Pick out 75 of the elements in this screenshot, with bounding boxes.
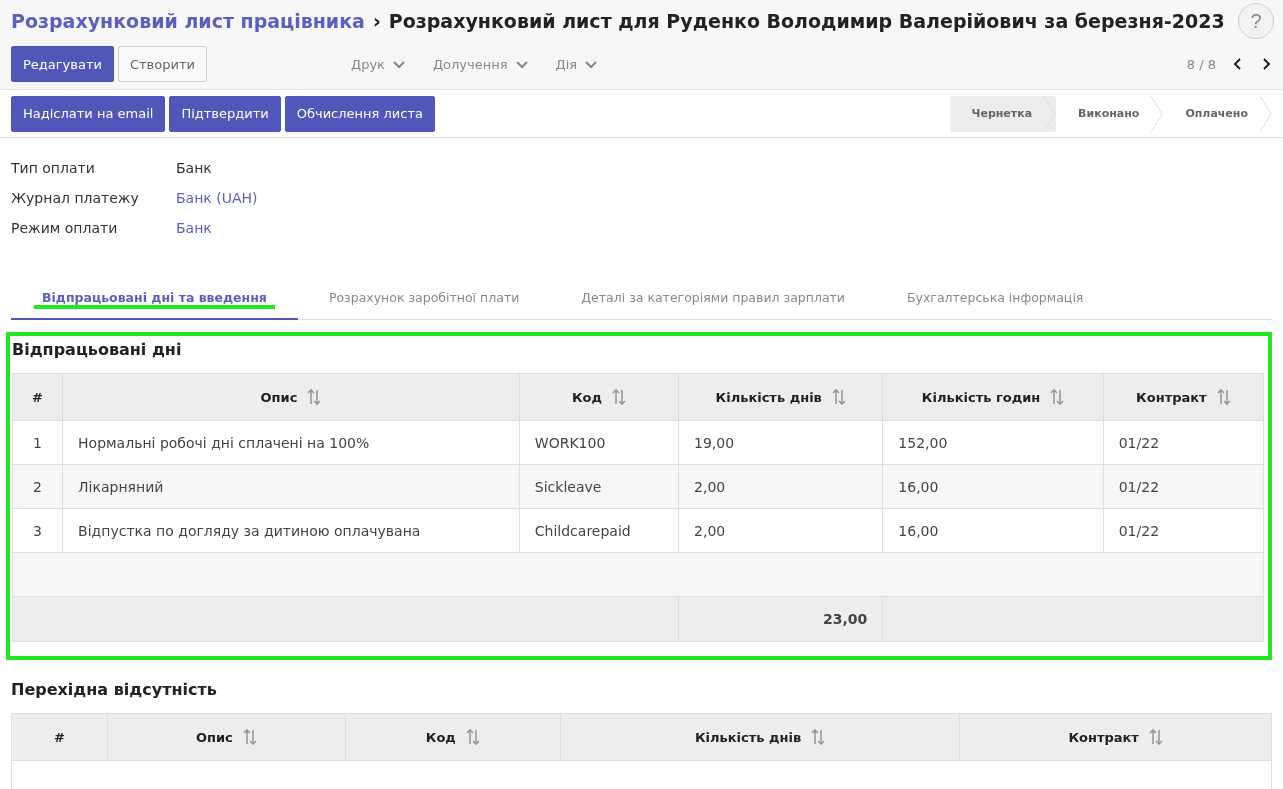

= = = =

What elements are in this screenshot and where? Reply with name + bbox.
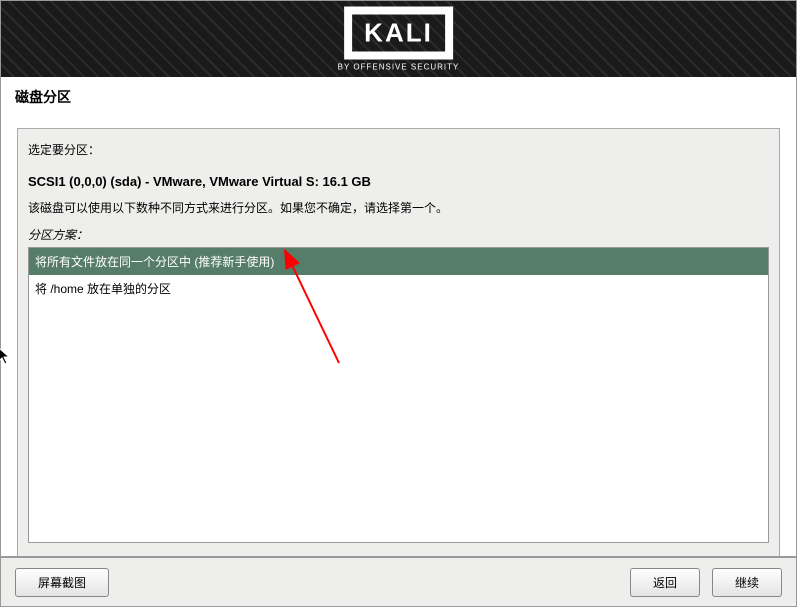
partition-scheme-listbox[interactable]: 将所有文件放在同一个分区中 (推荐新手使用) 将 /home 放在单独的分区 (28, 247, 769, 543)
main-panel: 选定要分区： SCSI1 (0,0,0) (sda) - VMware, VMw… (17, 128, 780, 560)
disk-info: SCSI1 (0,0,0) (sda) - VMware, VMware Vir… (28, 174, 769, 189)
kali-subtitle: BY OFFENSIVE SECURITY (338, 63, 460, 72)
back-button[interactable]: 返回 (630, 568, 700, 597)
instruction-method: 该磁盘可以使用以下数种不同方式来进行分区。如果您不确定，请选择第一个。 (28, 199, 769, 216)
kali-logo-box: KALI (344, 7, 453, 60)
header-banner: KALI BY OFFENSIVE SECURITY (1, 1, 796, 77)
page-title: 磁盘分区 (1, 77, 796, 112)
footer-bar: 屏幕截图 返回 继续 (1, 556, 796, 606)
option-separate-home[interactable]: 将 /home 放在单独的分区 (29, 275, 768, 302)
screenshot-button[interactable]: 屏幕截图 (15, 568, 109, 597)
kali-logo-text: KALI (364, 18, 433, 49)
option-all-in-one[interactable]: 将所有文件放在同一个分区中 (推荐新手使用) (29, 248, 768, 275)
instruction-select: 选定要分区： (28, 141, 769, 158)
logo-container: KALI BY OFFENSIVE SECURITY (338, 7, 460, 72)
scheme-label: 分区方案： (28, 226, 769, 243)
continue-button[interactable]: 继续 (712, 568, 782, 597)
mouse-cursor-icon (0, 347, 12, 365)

= = = =

▶ **Stated task**
Swap "main-panel" for "center-panel" in the items between the line holding "What elements are" and the line holding "main-panel: 选定要分区： SCSI1", inclusive, and leave the rest of those lines unchanged. Give back only those lines, without the pictures.

▶ **Response to this exercise**
What elements are in this screenshot and where? Reply with name + bbox.
partition-scheme-listbox[interactable]: 将所有文件放在同一个分区中 (推荐新手使用) 将 /home 放在单独的分区 (28, 247, 769, 543)
center-panel: 选定要分区： SCSI1 (0,0,0) (sda) - VMware, VMw… (17, 128, 780, 560)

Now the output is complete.